Figure collection entries
+===+
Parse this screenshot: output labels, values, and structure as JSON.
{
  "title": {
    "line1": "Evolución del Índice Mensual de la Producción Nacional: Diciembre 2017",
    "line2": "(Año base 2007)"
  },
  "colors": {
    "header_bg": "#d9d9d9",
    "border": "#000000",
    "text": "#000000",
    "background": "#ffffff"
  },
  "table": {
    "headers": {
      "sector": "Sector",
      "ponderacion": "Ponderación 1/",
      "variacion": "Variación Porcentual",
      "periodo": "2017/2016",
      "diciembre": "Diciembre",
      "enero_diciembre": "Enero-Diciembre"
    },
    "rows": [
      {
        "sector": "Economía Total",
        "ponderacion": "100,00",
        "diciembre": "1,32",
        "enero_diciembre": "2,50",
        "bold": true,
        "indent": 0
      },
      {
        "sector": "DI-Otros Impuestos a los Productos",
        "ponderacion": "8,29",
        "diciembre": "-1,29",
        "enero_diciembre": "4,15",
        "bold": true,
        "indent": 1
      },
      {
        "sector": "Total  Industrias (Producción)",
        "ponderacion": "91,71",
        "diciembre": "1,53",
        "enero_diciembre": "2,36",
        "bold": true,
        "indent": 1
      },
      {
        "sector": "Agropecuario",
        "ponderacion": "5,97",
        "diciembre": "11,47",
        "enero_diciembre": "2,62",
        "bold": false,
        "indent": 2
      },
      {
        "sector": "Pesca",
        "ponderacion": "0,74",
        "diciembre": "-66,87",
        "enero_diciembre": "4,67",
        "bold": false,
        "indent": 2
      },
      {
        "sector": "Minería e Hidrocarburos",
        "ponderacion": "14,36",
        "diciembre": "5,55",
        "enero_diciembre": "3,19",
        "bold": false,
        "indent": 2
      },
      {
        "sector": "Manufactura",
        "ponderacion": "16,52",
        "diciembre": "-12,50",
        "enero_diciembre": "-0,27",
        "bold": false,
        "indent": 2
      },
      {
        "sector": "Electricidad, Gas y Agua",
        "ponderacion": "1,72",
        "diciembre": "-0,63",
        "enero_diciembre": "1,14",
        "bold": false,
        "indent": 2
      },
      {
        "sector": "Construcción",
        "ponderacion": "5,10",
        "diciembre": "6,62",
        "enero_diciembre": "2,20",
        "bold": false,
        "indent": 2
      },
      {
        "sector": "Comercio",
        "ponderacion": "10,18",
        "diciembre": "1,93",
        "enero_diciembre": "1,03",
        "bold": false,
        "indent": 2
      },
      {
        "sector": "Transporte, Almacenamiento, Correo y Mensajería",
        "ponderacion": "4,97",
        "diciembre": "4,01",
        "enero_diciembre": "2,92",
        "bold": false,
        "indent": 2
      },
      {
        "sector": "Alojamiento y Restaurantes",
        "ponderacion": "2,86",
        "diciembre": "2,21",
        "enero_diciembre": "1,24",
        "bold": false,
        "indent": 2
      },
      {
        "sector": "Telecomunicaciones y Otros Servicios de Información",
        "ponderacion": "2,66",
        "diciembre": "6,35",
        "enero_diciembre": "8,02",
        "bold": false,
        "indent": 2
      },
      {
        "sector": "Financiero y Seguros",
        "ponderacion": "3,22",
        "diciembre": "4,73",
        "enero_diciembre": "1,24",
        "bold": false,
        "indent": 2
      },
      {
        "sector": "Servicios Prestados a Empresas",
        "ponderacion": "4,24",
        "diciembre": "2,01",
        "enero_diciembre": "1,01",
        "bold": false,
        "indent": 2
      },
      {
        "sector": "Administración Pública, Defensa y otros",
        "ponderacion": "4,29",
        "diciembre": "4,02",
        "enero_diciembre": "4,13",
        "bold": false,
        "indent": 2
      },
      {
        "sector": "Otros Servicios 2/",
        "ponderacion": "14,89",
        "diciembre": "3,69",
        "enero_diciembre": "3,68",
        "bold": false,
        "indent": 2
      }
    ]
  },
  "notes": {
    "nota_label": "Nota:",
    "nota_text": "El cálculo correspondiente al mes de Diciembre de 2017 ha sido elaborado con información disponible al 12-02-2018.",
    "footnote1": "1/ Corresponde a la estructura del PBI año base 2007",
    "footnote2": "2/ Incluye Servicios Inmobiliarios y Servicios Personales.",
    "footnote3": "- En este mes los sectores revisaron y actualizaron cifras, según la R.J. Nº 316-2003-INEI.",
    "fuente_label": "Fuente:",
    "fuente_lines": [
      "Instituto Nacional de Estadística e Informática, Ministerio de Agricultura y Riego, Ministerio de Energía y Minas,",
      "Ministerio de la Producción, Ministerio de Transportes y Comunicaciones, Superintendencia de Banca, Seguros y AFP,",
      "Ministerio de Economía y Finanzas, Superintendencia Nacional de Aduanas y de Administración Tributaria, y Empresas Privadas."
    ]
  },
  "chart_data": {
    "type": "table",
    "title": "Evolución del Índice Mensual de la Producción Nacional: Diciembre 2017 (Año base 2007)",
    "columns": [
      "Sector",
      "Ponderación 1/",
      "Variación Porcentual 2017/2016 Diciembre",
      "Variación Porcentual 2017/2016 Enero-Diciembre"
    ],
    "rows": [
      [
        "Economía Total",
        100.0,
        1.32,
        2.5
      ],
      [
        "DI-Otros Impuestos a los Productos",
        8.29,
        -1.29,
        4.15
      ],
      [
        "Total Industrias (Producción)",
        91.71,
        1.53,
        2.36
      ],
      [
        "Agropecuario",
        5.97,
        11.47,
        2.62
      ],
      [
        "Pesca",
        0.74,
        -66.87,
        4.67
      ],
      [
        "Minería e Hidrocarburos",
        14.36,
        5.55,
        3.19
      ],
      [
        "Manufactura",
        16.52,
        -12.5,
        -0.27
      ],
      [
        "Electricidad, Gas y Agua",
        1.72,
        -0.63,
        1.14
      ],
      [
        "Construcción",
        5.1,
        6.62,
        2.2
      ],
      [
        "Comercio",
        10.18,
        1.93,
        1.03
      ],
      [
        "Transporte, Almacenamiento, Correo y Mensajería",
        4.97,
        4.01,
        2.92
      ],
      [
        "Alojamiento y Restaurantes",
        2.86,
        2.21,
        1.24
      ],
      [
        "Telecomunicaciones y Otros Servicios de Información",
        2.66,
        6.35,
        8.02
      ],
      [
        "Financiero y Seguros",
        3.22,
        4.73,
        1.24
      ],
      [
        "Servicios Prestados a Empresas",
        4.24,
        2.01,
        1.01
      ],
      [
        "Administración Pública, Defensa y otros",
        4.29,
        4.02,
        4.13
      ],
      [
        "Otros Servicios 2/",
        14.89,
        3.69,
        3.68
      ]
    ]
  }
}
+===+
Output each record precisely as given.

Parse this screenshot: output labels, values, and structure as JSON.
{
  "title": {
    "line1": "Evolución del Índice Mensual de la Producción Nacional: Diciembre 2017",
    "line2": "(Año base 2007)"
  },
  "colors": {
    "header_bg": "#d9d9d9",
    "border": "#000000",
    "text": "#000000",
    "background": "#ffffff"
  },
  "table": {
    "headers": {
      "sector": "Sector",
      "ponderacion": "Ponderación 1/",
      "variacion": "Variación Porcentual",
      "periodo": "2017/2016",
      "diciembre": "Diciembre",
      "enero_diciembre": "Enero-Diciembre"
    },
    "rows": [
      {
        "sector": "Economía Total",
        "ponderacion": "100,00",
        "diciembre": "1,32",
        "enero_diciembre": "2,50",
        "bold": true,
        "indent": 0
      },
      {
        "sector": "DI-Otros Impuestos a los Productos",
        "ponderacion": "8,29",
        "diciembre": "-1,29",
        "enero_diciembre": "4,15",
        "bold": true,
        "indent": 1
      },
      {
        "sector": "Total  Industrias (Producción)",
        "ponderacion": "91,71",
        "diciembre": "1,53",
        "enero_diciembre": "2,36",
        "bold": true,
        "indent": 1
      },
      {
        "sector": "Agropecuario",
        "ponderacion": "5,97",
        "diciembre": "11,47",
        "enero_diciembre": "2,62",
        "bold": false,
        "indent": 2
      },
      {
        "sector": "Pesca",
        "ponderacion": "0,74",
        "diciembre": "-66,87",
        "enero_diciembre": "4,67",
        "bold": false,
        "indent": 2
      },
      {
        "sector": "Minería e Hidrocarburos",
        "ponderacion": "14,36",
        "diciembre": "5,55",
        "enero_diciembre": "3,19",
        "bold": false,
        "indent": 2
      },
      {
        "sector": "Manufactura",
        "ponderacion": "16,52",
        "diciembre": "-12,50",
        "enero_diciembre": "-0,27",
        "bold": false,
        "indent": 2
      },
      {
        "sector": "Electricidad, Gas y Agua",
        "ponderacion": "1,72",
        "diciembre": "-0,63",
        "enero_diciembre": "1,14",
        "bold": false,
        "indent": 2
      },
      {
        "sector": "Construcción",
        "ponderacion": "5,10",
        "diciembre": "6,62",
        "enero_diciembre": "2,20",
        "bold": false,
        "indent": 2
      },
      {
        "sector": "Comercio",
        "ponderacion": "10,18",
        "diciembre": "1,93",
        "enero_diciembre": "1,03",
        "bold": false,
        "indent": 2
      },
      {
        "sector": "Transporte, Almacenamiento, Correo y Mensajería",
        "ponderacion": "4,97",
        "diciembre": "4,01",
        "enero_diciembre": "2,92",
        "bold": false,
        "indent": 2
      },
      {
        "sector": "Alojamiento y Restaurantes",
        "ponderacion": "2,86",
        "diciembre": "2,21",
        "enero_diciembre": "1,24",
        "bold": false,
        "indent": 2
      },
      {
        "sector": "Telecomunicaciones y Otros Servicios de Información",
        "ponderacion": "2,66",
        "diciembre": "6,35",
        "enero_diciembre": "8,02",
        "bold": false,
        "indent": 2
      },
      {
        "sector": "Financiero y Seguros",
        "ponderacion": "3,22",
        "diciembre": "4,73",
        "enero_diciembre": "1,24",
        "bold": false,
        "indent": 2
      },
      {
        "sector": "Servicios Prestados a Empresas",
        "ponderacion": "4,24",
        "diciembre": "2,01",
        "enero_diciembre": "1,01",
        "bold": false,
        "indent": 2
      },
      {
        "sector": "Administración Pública, Defensa y otros",
        "ponderacion": "4,29",
        "diciembre": "4,02",
        "enero_diciembre": "4,13",
        "bold": false,
        "indent": 2
      },
      {
        "sector": "Otros Servicios 2/",
        "ponderacion": "14,89",
        "diciembre": "3,69",
        "enero_diciembre": "3,68",
        "bold": false,
        "indent": 2
      }
    ]
  },
  "notes": {
    "nota_label": "Nota:",
    "nota_text": "El cálculo correspondiente al mes de Diciembre de 2017 ha sido elaborado con información disponible al 12-02-2018.",
    "footnote1": "1/ Corresponde a la estructura del PBI año base 2007",
    "footnote2": "2/ Incluye Servicios Inmobiliarios y Servicios Personales.",
    "footnote3": "- En este mes los sectores revisaron y actualizaron cifras, según la R.J. Nº 316-2003-INEI.",
    "fuente_label": "Fuente:",
    "fuente_lines": [
      "Instituto Nacional de Estadística e Informática, Ministerio de Agricultura y Riego, Ministerio de Energía y Minas,",
      "Ministerio de la Producción, Ministerio de Transportes y Comunicaciones, Superintendencia de Banca, Seguros y AFP,",
      "Ministerio de Economía y Finanzas, Superintendencia Nacional de Aduanas y de Administración Tributaria, y Empresas Privadas."
    ]
  },
  "chart_data": {
    "type": "table",
    "title": "Evolución del Índice Mensual de la Producción Nacional: Diciembre 2017 (Año base 2007)",
    "columns": [
      "Sector",
      "Ponderación 1/",
      "Variación Porcentual 2017/2016 Diciembre",
      "Variación Porcentual 2017/2016 Enero-Diciembre"
    ],
    "rows": [
      [
        "Economía Total",
        100.0,
        1.32,
        2.5
      ],
      [
        "DI-Otros Impuestos a los Productos",
        8.29,
        -1.29,
        4.15
      ],
      [
        "Total Industrias (Producción)",
        91.71,
        1.53,
        2.36
      ],
      [
        "Agropecuario",
        5.97,
        11.47,
        2.62
      ],
      [
        "Pesca",
        0.74,
        -66.87,
        4.67
      ],
      [
        "Minería e Hidrocarburos",
        14.36,
        5.55,
        3.19
      ],
      [
        "Manufactura",
        16.52,
        -12.5,
        -0.27
      ],
      [
        "Electricidad, Gas y Agua",
        1.72,
        -0.63,
        1.14
      ],
      [
        "Construcción",
        5.1,
        6.62,
        2.2
      ],
      [
        "Comercio",
        10.18,
        1.93,
        1.03
      ],
      [
        "Transporte, Almacenamiento, Correo y Mensajería",
        4.97,
        4.01,
        2.92
      ],
      [
        "Alojamiento y Restaurantes",
        2.86,
        2.21,
        1.24
      ],
      [
        "Telecomunicaciones y Otros Servicios de Información",
        2.66,
        6.35,
        8.02
      ],
      [
        "Financiero y Seguros",
        3.22,
        4.73,
        1.24
      ],
      [
        "Servicios Prestados a Empresas",
        4.24,
        2.01,
        1.01
      ],
      [
        "Administración Pública, Defensa y otros",
        4.29,
        4.02,
        4.13
      ],
      [
        "Otros Servicios 2/",
        14.89,
        3.69,
        3.68
      ]
    ]
  }
}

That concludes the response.